All of the data that follows should be retyped exactly, please, except the pictures.

-- begin --

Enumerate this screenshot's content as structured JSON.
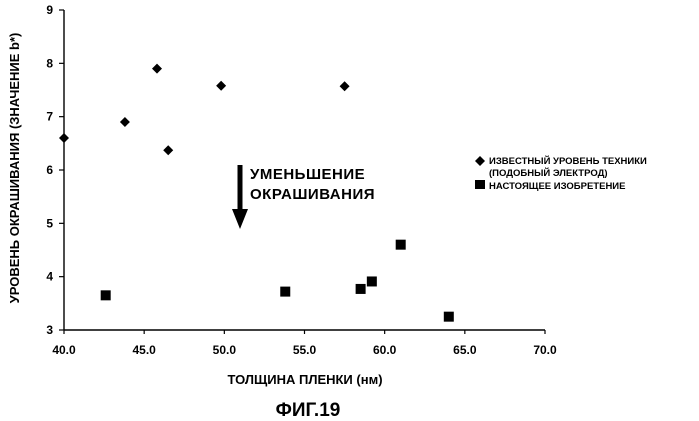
{
  "chart_data": {
    "type": "scatter",
    "title": "",
    "xlabel": "ТОЛЩИНА ПЛЕНКИ (нм)",
    "ylabel": "УРОВЕНЬ ОКРАШИВАНИЯ (ЗНАЧЕНИЕ b*)",
    "xlim": [
      40.0,
      70.0
    ],
    "ylim": [
      3,
      9
    ],
    "x_ticks": [
      "40.0",
      "45.0",
      "50.0",
      "55.0",
      "60.0",
      "65.0",
      "70.0"
    ],
    "y_ticks": [
      "3",
      "4",
      "5",
      "6",
      "7",
      "8",
      "9"
    ],
    "grid": false,
    "legend_position": "right",
    "series": [
      {
        "name_lines": [
          "ИЗВЕСТНЫЙ УРОВЕНЬ ТЕХНИКИ",
          "(ПОДОБНЫЙ ЭЛЕКТРОД)"
        ],
        "marker": "diamond",
        "points": [
          {
            "x": 40.0,
            "y": 6.6
          },
          {
            "x": 43.8,
            "y": 6.9
          },
          {
            "x": 45.8,
            "y": 7.9
          },
          {
            "x": 46.5,
            "y": 6.37
          },
          {
            "x": 49.8,
            "y": 7.58
          },
          {
            "x": 57.5,
            "y": 7.57
          }
        ]
      },
      {
        "name_lines": [
          "НАСТОЯЩЕЕ ИЗОБРЕТЕНИЕ"
        ],
        "marker": "square",
        "points": [
          {
            "x": 42.6,
            "y": 3.65
          },
          {
            "x": 53.8,
            "y": 3.72
          },
          {
            "x": 58.5,
            "y": 3.77
          },
          {
            "x": 59.2,
            "y": 3.91
          },
          {
            "x": 61.0,
            "y": 4.6
          },
          {
            "x": 64.0,
            "y": 3.25
          }
        ]
      }
    ],
    "annotation": {
      "lines": [
        "УМЕНЬШЕНИЕ",
        "ОКРАШИВАНИЯ"
      ],
      "arrow": "down"
    }
  },
  "caption": "ФИГ.19"
}
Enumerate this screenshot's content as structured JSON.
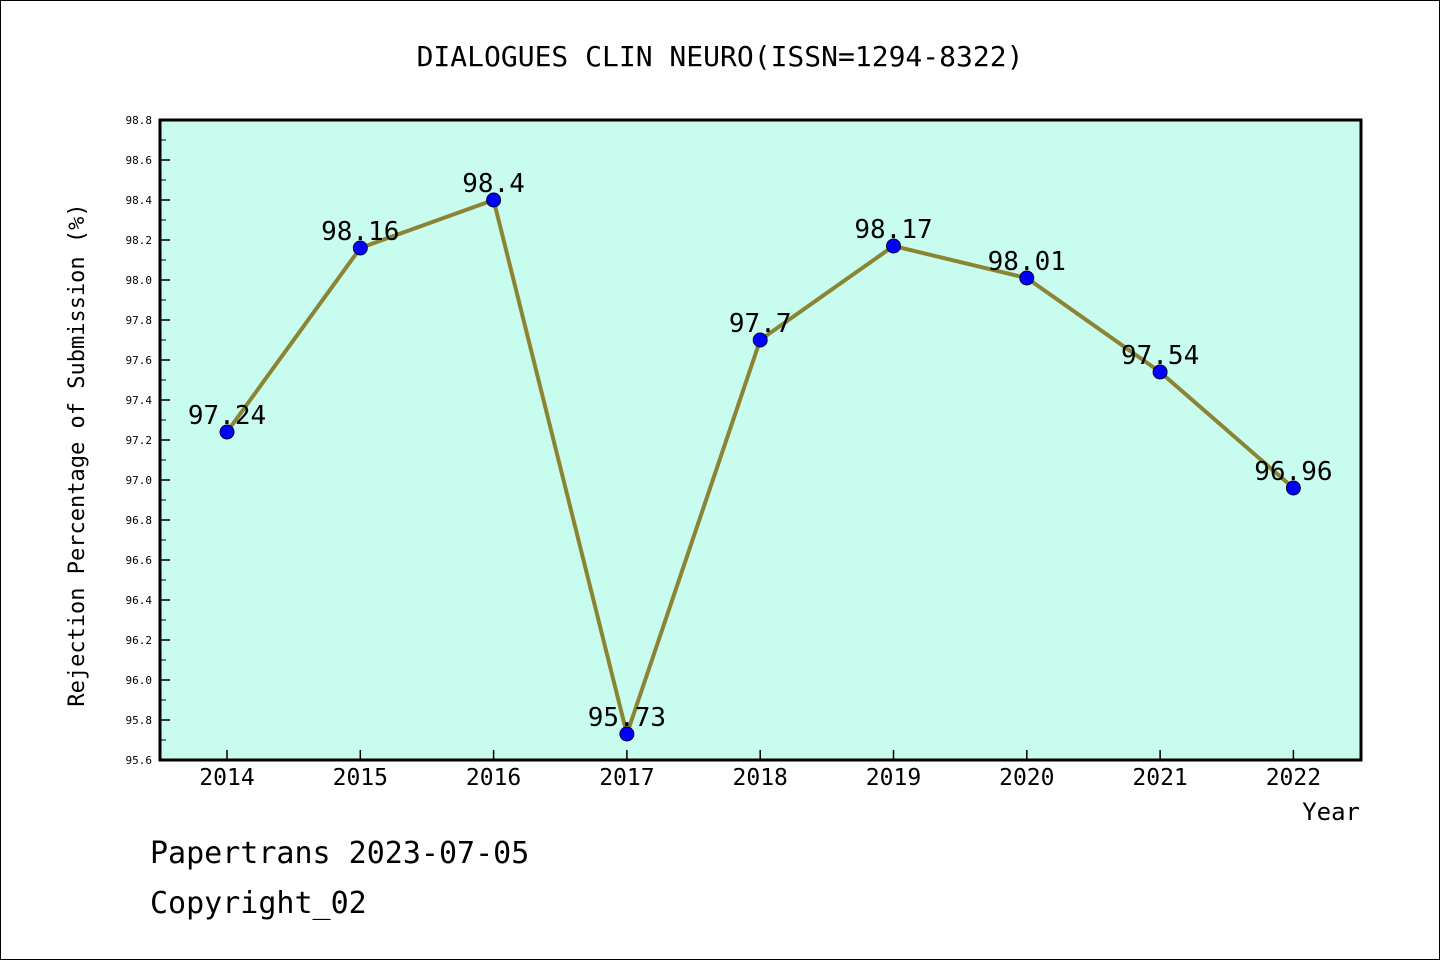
{
  "chart_data": {
    "type": "line",
    "title": "DIALOGUES CLIN NEURO(ISSN=1294-8322)",
    "xlabel": "Year",
    "ylabel": "Rejection Percentage of Submission (%)",
    "categories": [
      "2014",
      "2015",
      "2016",
      "2017",
      "2018",
      "2019",
      "2020",
      "2021",
      "2022"
    ],
    "values": [
      97.24,
      98.16,
      98.4,
      95.73,
      97.7,
      98.17,
      98.01,
      97.54,
      96.96
    ],
    "data_labels": [
      "97.24",
      "98.16",
      "98.4",
      "95.73",
      "97.7",
      "98.17",
      "98.01",
      "97.54",
      "96.96"
    ],
    "ylim": [
      95.6,
      98.8
    ],
    "yticks": [
      "95.6",
      "95.8",
      "96.0",
      "96.2",
      "96.4",
      "96.6",
      "96.8",
      "97.0",
      "97.2",
      "97.4",
      "97.6",
      "97.8",
      "98.0",
      "98.2",
      "98.4",
      "98.6",
      "98.8"
    ],
    "grid": false,
    "colors": {
      "plot_background": "#c8fcee",
      "line": "#8b8434",
      "marker": "#0000ff"
    }
  },
  "footer": {
    "source": "Papertrans 2023-07-05",
    "copyright": "Copyright_02"
  }
}
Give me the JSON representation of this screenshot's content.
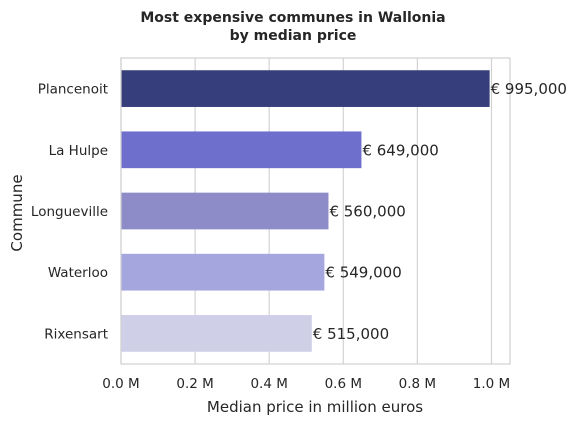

-- end --

- Result for this task -
Enumerate this screenshot's content as structured JSON.
{
  "chart_data": {
    "type": "scatter",
    "title": "",
    "xlabel": "ТОЛЩИНА ПЛЕНКИ (нм)",
    "ylabel": "УРОВЕНЬ ОКРАШИВАНИЯ (ЗНАЧЕНИЕ b*)",
    "xlim": [
      40.0,
      70.0
    ],
    "ylim": [
      3,
      9
    ],
    "x_ticks": [
      "40.0",
      "45.0",
      "50.0",
      "55.0",
      "60.0",
      "65.0",
      "70.0"
    ],
    "y_ticks": [
      "3",
      "4",
      "5",
      "6",
      "7",
      "8",
      "9"
    ],
    "grid": false,
    "legend_position": "right",
    "series": [
      {
        "name_lines": [
          "ИЗВЕСТНЫЙ УРОВЕНЬ ТЕХНИКИ",
          "(ПОДОБНЫЙ ЭЛЕКТРОД)"
        ],
        "marker": "diamond",
        "points": [
          {
            "x": 40.0,
            "y": 6.6
          },
          {
            "x": 43.8,
            "y": 6.9
          },
          {
            "x": 45.8,
            "y": 7.9
          },
          {
            "x": 46.5,
            "y": 6.37
          },
          {
            "x": 49.8,
            "y": 7.58
          },
          {
            "x": 57.5,
            "y": 7.57
          }
        ]
      },
      {
        "name_lines": [
          "НАСТОЯЩЕЕ ИЗОБРЕТЕНИЕ"
        ],
        "marker": "square",
        "points": [
          {
            "x": 42.6,
            "y": 3.65
          },
          {
            "x": 53.8,
            "y": 3.72
          },
          {
            "x": 58.5,
            "y": 3.77
          },
          {
            "x": 59.2,
            "y": 3.91
          },
          {
            "x": 61.0,
            "y": 4.6
          },
          {
            "x": 64.0,
            "y": 3.25
          }
        ]
      }
    ],
    "annotation": {
      "lines": [
        "УМЕНЬШЕНИЕ",
        "ОКРАШИВАНИЯ"
      ],
      "arrow": "down"
    }
  },
  "caption": "ФИГ.19"
}
Enumerate this screenshot's content as structured JSON.
{
  "chart_data": {
    "type": "line",
    "title": "DIALOGUES CLIN NEURO(ISSN=1294-8322)",
    "xlabel": "Year",
    "ylabel": "Rejection Percentage of Submission (%)",
    "categories": [
      "2014",
      "2015",
      "2016",
      "2017",
      "2018",
      "2019",
      "2020",
      "2021",
      "2022"
    ],
    "values": [
      97.24,
      98.16,
      98.4,
      95.73,
      97.7,
      98.17,
      98.01,
      97.54,
      96.96
    ],
    "data_labels": [
      "97.24",
      "98.16",
      "98.4",
      "95.73",
      "97.7",
      "98.17",
      "98.01",
      "97.54",
      "96.96"
    ],
    "ylim": [
      95.6,
      98.8
    ],
    "yticks": [
      "95.6",
      "95.8",
      "96.0",
      "96.2",
      "96.4",
      "96.6",
      "96.8",
      "97.0",
      "97.2",
      "97.4",
      "97.6",
      "97.8",
      "98.0",
      "98.2",
      "98.4",
      "98.6",
      "98.8"
    ],
    "grid": false,
    "colors": {
      "plot_background": "#c8fcee",
      "line": "#8b8434",
      "marker": "#0000ff"
    }
  },
  "footer": {
    "source": "Papertrans 2023-07-05",
    "copyright": "Copyright_02"
  }
}
Give me the JSON representation of this screenshot's content.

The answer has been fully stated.